*Task to complete*
Seek out every line containing the word "label", and copy each.

-- start of Excerpted records --

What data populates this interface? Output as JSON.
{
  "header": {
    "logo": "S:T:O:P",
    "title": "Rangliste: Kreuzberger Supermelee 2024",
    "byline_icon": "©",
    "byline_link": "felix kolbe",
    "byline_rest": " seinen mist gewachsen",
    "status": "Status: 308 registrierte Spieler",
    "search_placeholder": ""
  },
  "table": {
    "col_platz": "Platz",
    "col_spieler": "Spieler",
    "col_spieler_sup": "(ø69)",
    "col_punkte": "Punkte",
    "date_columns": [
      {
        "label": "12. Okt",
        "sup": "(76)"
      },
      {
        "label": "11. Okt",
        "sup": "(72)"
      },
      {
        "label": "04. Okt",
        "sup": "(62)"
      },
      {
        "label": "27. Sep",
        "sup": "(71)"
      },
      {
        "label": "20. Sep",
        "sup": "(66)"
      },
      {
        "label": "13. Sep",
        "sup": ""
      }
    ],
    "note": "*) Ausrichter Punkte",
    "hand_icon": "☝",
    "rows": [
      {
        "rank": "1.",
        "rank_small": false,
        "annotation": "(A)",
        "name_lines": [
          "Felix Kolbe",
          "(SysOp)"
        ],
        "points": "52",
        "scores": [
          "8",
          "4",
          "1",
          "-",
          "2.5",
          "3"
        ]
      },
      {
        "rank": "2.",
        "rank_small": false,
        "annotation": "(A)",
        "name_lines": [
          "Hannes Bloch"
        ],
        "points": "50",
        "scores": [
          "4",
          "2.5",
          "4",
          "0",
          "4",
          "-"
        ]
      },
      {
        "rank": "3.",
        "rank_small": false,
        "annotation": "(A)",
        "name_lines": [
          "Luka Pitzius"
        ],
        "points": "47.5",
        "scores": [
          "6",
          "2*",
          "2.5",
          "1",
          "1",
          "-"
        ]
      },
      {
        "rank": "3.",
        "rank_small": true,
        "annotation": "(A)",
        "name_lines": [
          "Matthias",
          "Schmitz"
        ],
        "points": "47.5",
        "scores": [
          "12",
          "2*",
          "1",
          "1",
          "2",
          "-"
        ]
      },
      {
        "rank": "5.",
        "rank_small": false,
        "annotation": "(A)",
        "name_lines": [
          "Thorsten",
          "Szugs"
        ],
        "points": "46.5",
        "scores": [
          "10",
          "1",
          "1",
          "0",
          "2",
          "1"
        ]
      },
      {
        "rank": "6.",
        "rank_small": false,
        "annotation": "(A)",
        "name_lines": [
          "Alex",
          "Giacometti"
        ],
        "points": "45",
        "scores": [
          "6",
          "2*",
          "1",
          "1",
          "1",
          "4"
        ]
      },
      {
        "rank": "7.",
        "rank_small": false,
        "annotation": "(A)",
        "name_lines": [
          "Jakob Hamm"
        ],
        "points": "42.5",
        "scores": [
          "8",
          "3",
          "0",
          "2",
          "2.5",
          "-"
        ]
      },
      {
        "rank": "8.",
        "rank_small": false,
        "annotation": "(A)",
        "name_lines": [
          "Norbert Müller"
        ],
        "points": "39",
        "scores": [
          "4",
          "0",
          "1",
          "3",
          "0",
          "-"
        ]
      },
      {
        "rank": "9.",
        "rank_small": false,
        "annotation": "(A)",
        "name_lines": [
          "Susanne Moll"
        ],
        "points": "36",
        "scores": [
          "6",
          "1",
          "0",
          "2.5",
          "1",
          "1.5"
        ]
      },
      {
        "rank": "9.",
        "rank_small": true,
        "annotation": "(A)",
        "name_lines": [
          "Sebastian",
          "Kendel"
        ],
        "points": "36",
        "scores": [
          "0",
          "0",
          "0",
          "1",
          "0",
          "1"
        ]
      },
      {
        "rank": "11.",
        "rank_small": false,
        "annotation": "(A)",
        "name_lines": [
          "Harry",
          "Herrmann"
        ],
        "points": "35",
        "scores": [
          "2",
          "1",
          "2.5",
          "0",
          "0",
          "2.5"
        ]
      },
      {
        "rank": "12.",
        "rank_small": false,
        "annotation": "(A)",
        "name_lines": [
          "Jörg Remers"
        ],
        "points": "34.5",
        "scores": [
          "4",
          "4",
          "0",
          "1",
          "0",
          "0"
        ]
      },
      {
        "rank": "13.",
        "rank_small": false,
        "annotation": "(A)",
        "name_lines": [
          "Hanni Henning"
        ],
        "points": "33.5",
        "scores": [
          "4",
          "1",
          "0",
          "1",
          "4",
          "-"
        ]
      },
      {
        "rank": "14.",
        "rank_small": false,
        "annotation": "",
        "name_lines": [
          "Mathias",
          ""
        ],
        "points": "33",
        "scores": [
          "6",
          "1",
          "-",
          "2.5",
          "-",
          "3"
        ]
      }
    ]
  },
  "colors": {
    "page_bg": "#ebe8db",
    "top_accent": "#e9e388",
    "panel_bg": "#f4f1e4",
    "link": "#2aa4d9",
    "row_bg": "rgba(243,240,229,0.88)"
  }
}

-- end of Excerpted records --

*Answer for this exercise*
        "label": "12. Okt",
        "label": "11. Okt",
        "label": "04. Okt",
        "label": "27. Sep",
        "label": "20. Sep",
        "label": "13. Sep",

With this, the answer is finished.